Write out each line of the material again, word for word.

** Begin PROVIDED DATA **

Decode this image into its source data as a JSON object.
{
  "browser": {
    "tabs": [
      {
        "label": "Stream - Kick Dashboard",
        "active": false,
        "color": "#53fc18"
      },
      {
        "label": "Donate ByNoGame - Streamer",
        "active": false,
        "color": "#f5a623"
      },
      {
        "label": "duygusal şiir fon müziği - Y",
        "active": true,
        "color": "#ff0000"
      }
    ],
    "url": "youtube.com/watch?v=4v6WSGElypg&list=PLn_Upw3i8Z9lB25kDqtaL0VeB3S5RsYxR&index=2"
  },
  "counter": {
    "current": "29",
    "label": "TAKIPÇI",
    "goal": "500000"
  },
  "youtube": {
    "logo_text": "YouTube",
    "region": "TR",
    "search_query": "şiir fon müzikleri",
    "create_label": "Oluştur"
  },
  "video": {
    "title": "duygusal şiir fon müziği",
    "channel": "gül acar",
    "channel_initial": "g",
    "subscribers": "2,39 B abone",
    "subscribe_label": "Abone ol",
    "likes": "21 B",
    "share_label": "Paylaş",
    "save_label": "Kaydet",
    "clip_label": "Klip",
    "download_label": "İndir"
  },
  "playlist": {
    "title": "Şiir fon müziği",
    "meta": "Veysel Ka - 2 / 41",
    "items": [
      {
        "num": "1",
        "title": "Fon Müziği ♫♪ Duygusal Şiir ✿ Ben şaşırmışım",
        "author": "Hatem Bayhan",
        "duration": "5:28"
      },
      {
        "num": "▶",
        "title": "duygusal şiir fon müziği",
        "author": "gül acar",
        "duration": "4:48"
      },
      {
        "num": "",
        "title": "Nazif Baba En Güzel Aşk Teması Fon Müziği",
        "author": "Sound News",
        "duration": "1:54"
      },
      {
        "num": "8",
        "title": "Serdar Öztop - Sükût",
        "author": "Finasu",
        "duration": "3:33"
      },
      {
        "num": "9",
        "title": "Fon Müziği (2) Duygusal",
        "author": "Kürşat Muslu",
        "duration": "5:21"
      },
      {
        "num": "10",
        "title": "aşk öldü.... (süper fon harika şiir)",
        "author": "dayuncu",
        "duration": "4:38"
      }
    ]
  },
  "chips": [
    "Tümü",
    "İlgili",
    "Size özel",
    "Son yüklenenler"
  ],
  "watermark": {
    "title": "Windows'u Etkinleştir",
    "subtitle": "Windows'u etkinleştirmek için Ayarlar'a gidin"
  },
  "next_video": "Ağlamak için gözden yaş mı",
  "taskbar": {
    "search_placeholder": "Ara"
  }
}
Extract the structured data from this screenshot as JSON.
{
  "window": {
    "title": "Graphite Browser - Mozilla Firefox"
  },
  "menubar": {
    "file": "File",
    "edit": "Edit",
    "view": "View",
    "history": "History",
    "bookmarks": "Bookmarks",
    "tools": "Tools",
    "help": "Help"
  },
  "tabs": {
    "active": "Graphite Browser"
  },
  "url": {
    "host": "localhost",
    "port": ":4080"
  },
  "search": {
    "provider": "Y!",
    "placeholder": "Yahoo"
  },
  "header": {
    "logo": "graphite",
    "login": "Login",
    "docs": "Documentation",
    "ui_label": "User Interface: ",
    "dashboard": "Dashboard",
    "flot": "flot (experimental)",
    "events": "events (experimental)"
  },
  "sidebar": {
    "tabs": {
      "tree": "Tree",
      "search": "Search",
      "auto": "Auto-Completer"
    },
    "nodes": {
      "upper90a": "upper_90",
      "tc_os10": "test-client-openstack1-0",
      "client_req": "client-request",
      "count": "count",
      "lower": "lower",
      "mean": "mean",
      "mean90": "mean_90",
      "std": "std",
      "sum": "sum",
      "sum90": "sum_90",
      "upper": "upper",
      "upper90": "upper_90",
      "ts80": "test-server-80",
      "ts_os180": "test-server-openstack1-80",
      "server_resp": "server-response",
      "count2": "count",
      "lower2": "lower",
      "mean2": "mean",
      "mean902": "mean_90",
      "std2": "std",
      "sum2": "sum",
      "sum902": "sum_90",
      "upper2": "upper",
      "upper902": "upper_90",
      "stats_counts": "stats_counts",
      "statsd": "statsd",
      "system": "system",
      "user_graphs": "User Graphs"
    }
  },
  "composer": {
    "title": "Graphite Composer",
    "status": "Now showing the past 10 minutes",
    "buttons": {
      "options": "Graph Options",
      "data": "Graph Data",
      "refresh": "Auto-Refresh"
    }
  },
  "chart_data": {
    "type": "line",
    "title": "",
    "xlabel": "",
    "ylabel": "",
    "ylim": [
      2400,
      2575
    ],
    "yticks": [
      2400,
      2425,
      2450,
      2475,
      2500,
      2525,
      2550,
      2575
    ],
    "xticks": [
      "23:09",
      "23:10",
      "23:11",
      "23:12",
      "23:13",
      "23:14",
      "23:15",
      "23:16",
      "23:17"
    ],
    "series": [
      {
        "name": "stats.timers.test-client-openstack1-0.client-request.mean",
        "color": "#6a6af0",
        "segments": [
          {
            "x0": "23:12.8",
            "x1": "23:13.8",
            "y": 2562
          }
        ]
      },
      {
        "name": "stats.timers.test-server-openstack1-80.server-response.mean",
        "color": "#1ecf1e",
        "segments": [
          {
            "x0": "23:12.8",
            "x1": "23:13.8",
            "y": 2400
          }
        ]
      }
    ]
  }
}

** End PROVIDED DATA **

» **THE RESULT**
Decode this image into its source data as a JSON object.
{
  "browser": {
    "tabs": [
      {
        "label": "Stream - Kick Dashboard",
        "active": false,
        "color": "#53fc18"
      },
      {
        "label": "Donate ByNoGame - Streamer",
        "active": false,
        "color": "#f5a623"
      },
      {
        "label": "duygusal şiir fon müziği - Y",
        "active": true,
        "color": "#ff0000"
      }
    ],
    "url": "youtube.com/watch?v=4v6WSGElypg&list=PLn_Upw3i8Z9lB25kDqtaL0VeB3S5RsYxR&index=2"
  },
  "counter": {
    "current": "29",
    "label": "TAKIPÇI",
    "goal": "500000"
  },
  "youtube": {
    "logo_text": "YouTube",
    "region": "TR",
    "search_query": "şiir fon müzikleri",
    "create_label": "Oluştur"
  },
  "video": {
    "title": "duygusal şiir fon müziği",
    "channel": "gül acar",
    "channel_initial": "g",
    "subscribers": "2,39 B abone",
    "subscribe_label": "Abone ol",
    "likes": "21 B",
    "share_label": "Paylaş",
    "save_label": "Kaydet",
    "clip_label": "Klip",
    "download_label": "İndir"
  },
  "playlist": {
    "title": "Şiir fon müziği",
    "meta": "Veysel Ka - 2 / 41",
    "items": [
      {
        "num": "1",
        "title": "Fon Müziği ♫♪ Duygusal Şiir ✿ Ben şaşırmışım",
        "author": "Hatem Bayhan",
        "duration": "5:28"
      },
      {
        "num": "▶",
        "title": "duygusal şiir fon müziği",
        "author": "gül acar",
        "duration": "4:48"
      },
      {
        "num": "",
        "title": "Nazif Baba En Güzel Aşk Teması Fon Müziği",
        "author": "Sound News",
        "duration": "1:54"
      },
      {
        "num": "8",
        "title": "Serdar Öztop - Sükût",
        "author": "Finasu",
        "duration": "3:33"
      },
      {
        "num": "9",
        "title": "Fon Müziği (2) Duygusal",
        "author": "Kürşat Muslu",
        "duration": "5:21"
      },
      {
        "num": "10",
        "title": "aşk öldü.... (süper fon harika şiir)",
        "author": "dayuncu",
        "duration": "4:38"
      }
    ]
  },
  "chips": [
    "Tümü",
    "İlgili",
    "Size özel",
    "Son yüklenenler"
  ],
  "watermark": {
    "title": "Windows'u Etkinleştir",
    "subtitle": "Windows'u etkinleştirmek için Ayarlar'a gidin"
  },
  "next_video": "Ağlamak için gözden yaş mı",
  "taskbar": {
    "search_placeholder": "Ara"
  }
}
Extract the structured data from this screenshot as JSON.
{
  "window": {
    "title": "Graphite Browser - Mozilla Firefox"
  },
  "menubar": {
    "file": "File",
    "edit": "Edit",
    "view": "View",
    "history": "History",
    "bookmarks": "Bookmarks",
    "tools": "Tools",
    "help": "Help"
  },
  "tabs": {
    "active": "Graphite Browser"
  },
  "url": {
    "host": "localhost",
    "port": ":4080"
  },
  "search": {
    "provider": "Y!",
    "placeholder": "Yahoo"
  },
  "header": {
    "logo": "graphite",
    "login": "Login",
    "docs": "Documentation",
    "ui_label": "User Interface: ",
    "dashboard": "Dashboard",
    "flot": "flot (experimental)",
    "events": "events (experimental)"
  },
  "sidebar": {
    "tabs": {
      "tree": "Tree",
      "search": "Search",
      "auto": "Auto-Completer"
    },
    "nodes": {
      "upper90a": "upper_90",
      "tc_os10": "test-client-openstack1-0",
      "client_req": "client-request",
      "count": "count",
      "lower": "lower",
      "mean": "mean",
      "mean90": "mean_90",
      "std": "std",
      "sum": "sum",
      "sum90": "sum_90",
      "upper": "upper",
      "upper90": "upper_90",
      "ts80": "test-server-80",
      "ts_os180": "test-server-openstack1-80",
      "server_resp": "server-response",
      "count2": "count",
      "lower2": "lower",
      "mean2": "mean",
      "mean902": "mean_90",
      "std2": "std",
      "sum2": "sum",
      "sum902": "sum_90",
      "upper2": "upper",
      "upper902": "upper_90",
      "stats_counts": "stats_counts",
      "statsd": "statsd",
      "system": "system",
      "user_graphs": "User Graphs"
    }
  },
  "composer": {
    "title": "Graphite Composer",
    "status": "Now showing the past 10 minutes",
    "buttons": {
      "options": "Graph Options",
      "data": "Graph Data",
      "refresh": "Auto-Refresh"
    }
  },
  "chart_data": {
    "type": "line",
    "title": "",
    "xlabel": "",
    "ylabel": "",
    "ylim": [
      2400,
      2575
    ],
    "yticks": [
      2400,
      2425,
      2450,
      2475,
      2500,
      2525,
      2550,
      2575
    ],
    "xticks": [
      "23:09",
      "23:10",
      "23:11",
      "23:12",
      "23:13",
      "23:14",
      "23:15",
      "23:16",
      "23:17"
    ],
    "series": [
      {
        "name": "stats.timers.test-client-openstack1-0.client-request.mean",
        "color": "#6a6af0",
        "segments": [
          {
            "x0": "23:12.8",
            "x1": "23:13.8",
            "y": 2562
          }
        ]
      },
      {
        "name": "stats.timers.test-server-openstack1-80.server-response.mean",
        "color": "#1ecf1e",
        "segments": [
          {
            "x0": "23:12.8",
            "x1": "23:13.8",
            "y": 2400
          }
        ]
      }
    ]
  }
}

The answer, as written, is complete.